>> Begin Provided information

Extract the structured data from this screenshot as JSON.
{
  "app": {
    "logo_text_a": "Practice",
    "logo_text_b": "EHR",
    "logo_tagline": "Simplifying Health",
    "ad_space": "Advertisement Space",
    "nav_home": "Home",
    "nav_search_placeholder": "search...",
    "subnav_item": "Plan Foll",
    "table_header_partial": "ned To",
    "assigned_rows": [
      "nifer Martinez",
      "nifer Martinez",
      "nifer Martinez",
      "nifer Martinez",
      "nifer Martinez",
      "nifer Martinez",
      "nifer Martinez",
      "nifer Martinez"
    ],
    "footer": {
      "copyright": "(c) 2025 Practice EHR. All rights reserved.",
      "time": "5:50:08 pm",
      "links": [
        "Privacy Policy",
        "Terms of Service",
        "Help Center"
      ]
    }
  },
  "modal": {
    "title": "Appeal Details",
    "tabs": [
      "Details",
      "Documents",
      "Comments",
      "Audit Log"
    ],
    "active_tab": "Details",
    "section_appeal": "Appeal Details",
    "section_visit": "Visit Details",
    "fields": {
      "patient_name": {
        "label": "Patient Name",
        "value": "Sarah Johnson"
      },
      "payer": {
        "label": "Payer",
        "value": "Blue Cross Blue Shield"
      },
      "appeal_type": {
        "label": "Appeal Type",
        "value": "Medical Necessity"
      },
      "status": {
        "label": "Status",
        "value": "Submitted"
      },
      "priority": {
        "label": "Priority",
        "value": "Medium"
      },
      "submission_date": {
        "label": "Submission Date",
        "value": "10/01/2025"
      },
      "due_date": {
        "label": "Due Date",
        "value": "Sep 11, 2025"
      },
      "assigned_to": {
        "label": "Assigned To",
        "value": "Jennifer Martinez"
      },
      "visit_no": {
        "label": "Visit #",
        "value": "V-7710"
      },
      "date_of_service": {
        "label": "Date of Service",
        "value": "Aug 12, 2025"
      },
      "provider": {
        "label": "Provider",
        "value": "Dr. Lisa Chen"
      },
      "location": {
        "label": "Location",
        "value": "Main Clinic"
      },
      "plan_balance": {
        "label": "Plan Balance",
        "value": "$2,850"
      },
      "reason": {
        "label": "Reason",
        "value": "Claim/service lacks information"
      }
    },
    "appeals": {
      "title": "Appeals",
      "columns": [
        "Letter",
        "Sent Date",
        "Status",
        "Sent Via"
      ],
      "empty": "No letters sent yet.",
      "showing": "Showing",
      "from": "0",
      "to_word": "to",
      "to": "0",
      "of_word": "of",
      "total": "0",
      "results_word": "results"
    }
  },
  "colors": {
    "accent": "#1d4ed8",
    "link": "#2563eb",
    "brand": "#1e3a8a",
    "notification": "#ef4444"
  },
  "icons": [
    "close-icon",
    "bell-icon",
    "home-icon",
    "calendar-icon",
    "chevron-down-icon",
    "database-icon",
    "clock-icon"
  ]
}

>> End Provided information
>> Begin Provided information

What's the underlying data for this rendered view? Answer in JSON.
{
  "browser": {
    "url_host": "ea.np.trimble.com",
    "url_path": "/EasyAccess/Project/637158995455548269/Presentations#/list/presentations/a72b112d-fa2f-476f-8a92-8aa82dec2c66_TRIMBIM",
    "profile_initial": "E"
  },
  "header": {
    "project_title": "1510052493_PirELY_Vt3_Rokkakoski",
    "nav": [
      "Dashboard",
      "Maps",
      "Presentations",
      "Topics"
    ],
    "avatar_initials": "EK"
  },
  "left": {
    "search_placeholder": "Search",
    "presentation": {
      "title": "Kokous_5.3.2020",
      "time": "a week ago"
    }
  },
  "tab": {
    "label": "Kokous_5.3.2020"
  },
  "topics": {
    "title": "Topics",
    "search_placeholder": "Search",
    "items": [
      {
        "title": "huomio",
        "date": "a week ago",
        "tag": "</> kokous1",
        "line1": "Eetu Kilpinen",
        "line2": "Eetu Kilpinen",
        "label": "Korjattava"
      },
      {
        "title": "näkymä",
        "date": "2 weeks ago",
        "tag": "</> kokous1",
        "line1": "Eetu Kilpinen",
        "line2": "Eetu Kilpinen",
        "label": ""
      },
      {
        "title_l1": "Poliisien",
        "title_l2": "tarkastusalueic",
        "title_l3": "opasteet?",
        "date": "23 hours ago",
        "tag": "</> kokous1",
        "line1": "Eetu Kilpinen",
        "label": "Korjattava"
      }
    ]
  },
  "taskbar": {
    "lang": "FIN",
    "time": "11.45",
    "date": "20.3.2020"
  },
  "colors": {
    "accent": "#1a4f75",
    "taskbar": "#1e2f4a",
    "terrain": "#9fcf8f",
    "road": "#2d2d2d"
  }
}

>> End Provided information

◆ **Job**:
Pull out and copy each line containing the string "Details".

◆ **Answer to the problem**:
    "title": "Appeal Details",
      "Details",
    "active_tab": "Details",
    "section_appeal": "Appeal Details",
    "section_visit": "Visit Details",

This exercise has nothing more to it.